▸ **To do**:
Search the material and gather each line with "государственного" in it.

[Lines of data]
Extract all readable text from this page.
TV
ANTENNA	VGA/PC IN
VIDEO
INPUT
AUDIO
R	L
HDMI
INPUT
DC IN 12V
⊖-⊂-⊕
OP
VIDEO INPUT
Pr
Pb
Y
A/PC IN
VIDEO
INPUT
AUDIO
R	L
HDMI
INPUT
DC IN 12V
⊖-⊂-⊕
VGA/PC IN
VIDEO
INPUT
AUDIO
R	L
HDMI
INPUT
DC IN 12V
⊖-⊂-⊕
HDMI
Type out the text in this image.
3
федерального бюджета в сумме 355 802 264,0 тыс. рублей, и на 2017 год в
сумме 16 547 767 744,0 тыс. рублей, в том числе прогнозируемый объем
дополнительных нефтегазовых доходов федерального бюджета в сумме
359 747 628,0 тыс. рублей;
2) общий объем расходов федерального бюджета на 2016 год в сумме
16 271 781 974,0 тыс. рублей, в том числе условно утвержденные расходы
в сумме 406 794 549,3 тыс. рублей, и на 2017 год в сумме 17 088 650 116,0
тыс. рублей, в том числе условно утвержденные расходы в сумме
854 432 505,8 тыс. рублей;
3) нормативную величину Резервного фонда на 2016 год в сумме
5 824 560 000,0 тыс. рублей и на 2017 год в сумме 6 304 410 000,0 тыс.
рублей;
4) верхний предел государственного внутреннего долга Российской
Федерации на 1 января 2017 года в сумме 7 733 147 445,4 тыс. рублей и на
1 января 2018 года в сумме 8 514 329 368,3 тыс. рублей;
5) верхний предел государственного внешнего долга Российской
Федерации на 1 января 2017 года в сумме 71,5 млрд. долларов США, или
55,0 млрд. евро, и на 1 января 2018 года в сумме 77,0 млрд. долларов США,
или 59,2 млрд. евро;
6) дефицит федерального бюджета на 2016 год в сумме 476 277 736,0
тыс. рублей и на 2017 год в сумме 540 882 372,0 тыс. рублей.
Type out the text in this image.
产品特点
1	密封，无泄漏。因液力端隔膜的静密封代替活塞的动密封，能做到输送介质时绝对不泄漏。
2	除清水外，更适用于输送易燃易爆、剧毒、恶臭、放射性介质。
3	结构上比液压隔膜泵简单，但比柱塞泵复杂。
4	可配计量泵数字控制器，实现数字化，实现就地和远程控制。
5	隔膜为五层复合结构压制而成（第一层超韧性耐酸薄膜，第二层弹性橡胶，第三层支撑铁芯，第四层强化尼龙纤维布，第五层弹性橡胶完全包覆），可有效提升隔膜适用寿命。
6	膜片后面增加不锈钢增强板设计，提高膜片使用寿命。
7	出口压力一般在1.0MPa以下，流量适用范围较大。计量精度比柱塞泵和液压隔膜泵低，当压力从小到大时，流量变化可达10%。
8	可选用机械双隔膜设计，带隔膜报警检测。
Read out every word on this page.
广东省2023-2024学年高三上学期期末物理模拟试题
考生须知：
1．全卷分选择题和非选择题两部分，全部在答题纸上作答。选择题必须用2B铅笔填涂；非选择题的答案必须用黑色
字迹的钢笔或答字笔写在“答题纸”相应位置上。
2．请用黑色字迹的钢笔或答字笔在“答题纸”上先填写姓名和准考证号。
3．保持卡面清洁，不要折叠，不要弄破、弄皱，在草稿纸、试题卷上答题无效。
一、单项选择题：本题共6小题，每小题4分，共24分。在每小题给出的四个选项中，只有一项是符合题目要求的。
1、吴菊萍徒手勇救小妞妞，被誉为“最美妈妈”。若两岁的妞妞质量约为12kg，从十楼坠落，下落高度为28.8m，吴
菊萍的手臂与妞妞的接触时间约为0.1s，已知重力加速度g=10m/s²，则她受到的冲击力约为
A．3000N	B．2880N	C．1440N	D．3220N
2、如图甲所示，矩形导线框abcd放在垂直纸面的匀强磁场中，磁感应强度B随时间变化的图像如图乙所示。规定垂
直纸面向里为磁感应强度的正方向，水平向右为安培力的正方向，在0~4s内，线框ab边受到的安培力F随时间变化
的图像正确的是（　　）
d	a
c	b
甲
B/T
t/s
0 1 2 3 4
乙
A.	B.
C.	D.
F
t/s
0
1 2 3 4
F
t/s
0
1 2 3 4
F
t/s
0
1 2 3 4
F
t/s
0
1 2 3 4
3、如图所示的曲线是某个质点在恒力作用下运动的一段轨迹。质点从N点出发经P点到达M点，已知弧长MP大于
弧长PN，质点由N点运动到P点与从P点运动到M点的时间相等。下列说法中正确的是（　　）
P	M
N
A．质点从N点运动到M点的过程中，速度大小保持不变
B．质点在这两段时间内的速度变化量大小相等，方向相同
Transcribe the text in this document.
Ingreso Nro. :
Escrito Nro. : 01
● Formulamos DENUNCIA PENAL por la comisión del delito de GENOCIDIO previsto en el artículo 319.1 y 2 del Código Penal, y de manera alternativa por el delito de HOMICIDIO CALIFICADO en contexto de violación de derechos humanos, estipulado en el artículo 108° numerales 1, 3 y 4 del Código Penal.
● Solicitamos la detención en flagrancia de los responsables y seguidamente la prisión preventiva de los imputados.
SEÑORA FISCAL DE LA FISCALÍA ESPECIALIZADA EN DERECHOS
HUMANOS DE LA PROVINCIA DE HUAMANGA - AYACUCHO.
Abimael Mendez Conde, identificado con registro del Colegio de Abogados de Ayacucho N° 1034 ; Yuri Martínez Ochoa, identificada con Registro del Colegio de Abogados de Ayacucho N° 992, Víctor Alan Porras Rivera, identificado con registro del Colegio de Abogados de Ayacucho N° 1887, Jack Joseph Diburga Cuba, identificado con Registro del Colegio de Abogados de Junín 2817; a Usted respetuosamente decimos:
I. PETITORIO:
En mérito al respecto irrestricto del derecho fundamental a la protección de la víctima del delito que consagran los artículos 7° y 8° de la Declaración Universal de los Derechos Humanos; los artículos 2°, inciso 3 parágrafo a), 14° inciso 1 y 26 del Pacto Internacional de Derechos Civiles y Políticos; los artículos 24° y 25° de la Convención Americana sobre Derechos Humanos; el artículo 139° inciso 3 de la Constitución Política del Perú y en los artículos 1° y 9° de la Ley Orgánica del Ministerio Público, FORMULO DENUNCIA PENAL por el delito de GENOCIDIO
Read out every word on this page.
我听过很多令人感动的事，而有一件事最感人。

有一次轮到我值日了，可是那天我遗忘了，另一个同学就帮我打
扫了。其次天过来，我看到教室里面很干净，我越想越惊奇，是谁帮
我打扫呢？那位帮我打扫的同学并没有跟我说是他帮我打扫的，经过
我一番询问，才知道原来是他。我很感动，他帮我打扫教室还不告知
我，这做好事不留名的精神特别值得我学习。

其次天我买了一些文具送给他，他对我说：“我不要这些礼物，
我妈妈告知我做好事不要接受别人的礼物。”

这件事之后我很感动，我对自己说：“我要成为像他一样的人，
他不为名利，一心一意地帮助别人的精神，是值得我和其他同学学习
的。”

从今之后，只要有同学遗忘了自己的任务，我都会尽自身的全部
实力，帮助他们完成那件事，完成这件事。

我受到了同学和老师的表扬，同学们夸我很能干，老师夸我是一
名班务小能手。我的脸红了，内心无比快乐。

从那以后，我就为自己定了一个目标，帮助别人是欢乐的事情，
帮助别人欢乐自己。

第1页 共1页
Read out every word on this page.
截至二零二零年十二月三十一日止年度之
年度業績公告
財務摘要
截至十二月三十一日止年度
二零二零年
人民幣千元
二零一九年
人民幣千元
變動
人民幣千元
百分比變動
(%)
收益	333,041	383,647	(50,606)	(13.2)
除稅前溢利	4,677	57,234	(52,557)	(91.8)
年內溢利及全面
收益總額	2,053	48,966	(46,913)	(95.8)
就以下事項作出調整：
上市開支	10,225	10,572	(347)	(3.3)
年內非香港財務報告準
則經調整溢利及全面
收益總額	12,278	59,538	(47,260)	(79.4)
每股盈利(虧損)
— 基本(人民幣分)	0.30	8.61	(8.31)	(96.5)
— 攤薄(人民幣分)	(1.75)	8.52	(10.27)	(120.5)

▸ **Completed task**:
4) верхний предел государственного внутреннего долга Российской
5) верхний предел государственного внешнего долга Российской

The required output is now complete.